**TASK DATA**
start

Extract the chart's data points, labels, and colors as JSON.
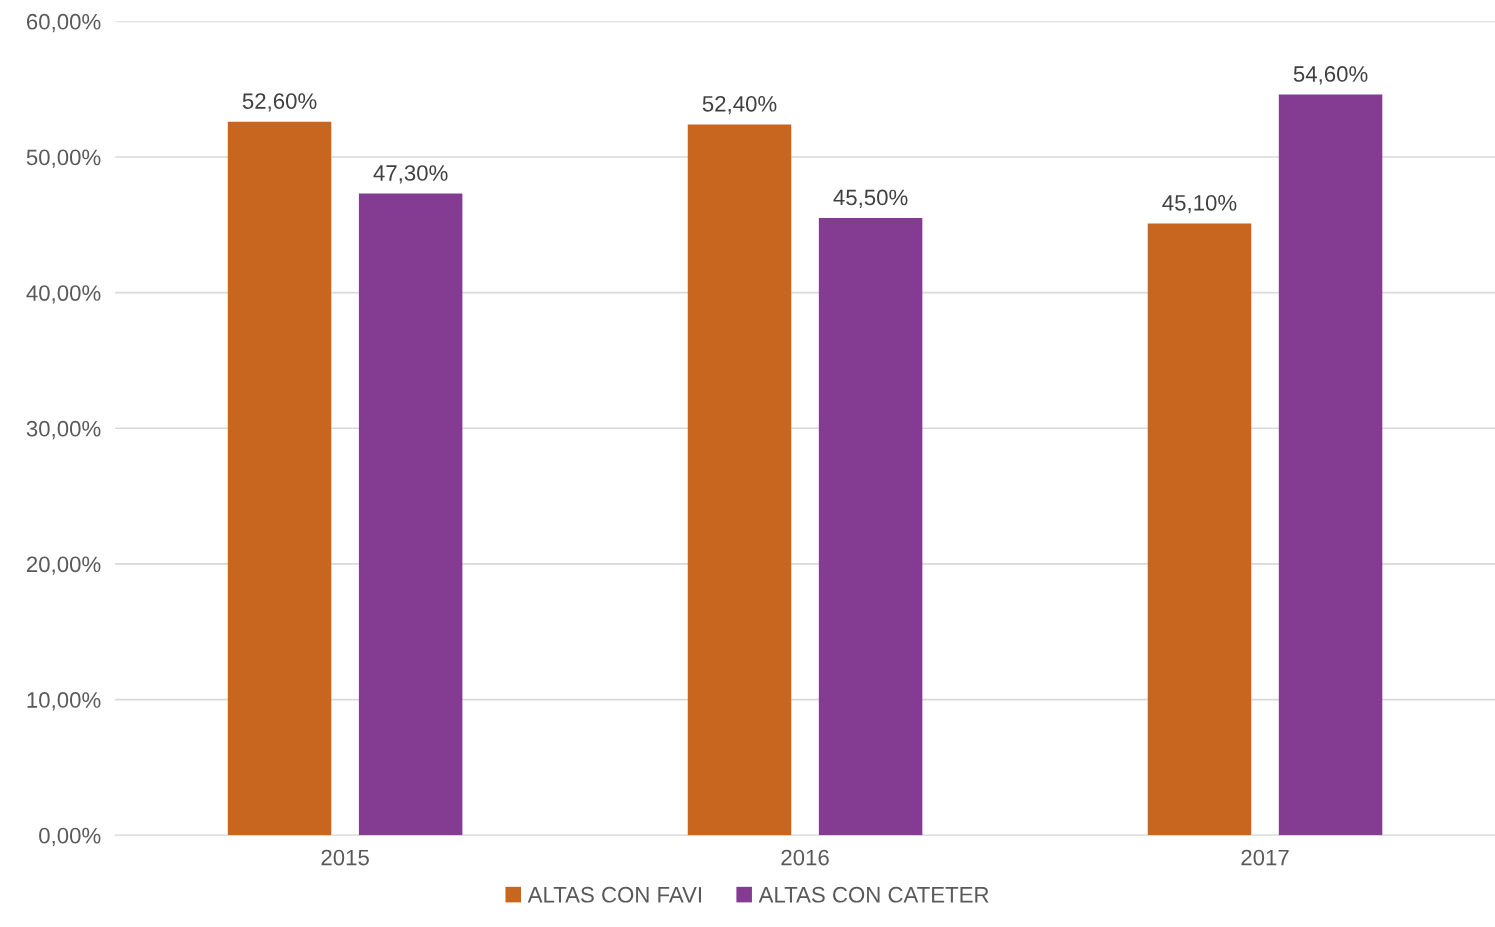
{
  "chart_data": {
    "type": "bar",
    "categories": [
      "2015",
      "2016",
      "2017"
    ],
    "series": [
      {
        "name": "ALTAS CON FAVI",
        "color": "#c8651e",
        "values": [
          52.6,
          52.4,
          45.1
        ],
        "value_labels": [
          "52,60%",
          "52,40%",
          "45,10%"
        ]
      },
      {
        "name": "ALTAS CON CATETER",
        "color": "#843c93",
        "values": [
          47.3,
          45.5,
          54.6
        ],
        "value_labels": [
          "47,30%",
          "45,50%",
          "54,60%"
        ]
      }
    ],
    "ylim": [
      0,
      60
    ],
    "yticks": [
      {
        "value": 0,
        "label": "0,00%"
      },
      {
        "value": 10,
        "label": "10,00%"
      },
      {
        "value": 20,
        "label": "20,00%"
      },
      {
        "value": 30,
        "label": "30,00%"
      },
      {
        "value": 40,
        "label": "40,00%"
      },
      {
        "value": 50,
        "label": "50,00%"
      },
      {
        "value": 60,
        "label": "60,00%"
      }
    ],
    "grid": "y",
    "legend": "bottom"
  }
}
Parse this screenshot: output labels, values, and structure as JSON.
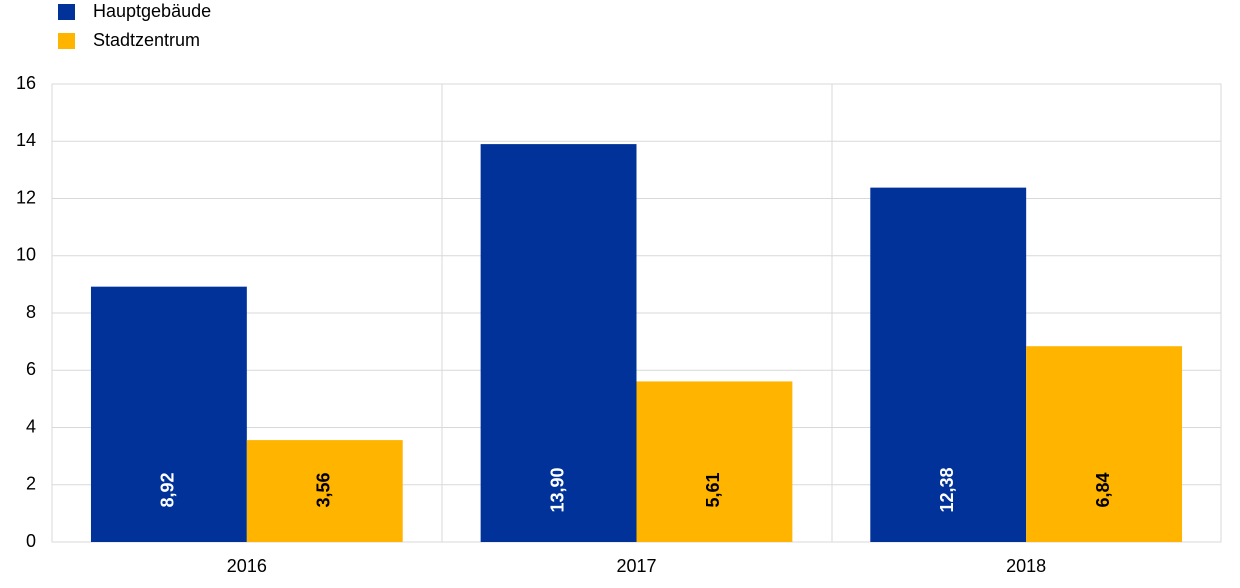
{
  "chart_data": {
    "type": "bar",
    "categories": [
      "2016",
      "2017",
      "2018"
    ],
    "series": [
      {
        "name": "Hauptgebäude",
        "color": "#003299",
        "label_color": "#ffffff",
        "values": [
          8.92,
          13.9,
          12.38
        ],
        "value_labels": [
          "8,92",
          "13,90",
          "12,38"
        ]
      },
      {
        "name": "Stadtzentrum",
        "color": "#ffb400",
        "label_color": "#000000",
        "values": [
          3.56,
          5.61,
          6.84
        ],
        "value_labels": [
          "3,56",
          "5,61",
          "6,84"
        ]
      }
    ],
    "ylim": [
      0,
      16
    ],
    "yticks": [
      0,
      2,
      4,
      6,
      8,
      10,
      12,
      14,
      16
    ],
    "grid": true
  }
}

end

**SET TASK**
Search the records above for "ALTAS". Copy each line where it is found.

**ANSWER FOR THIS EXERCISE**
        "name": "ALTAS CON FAVI",
        "name": "ALTAS CON CATETER",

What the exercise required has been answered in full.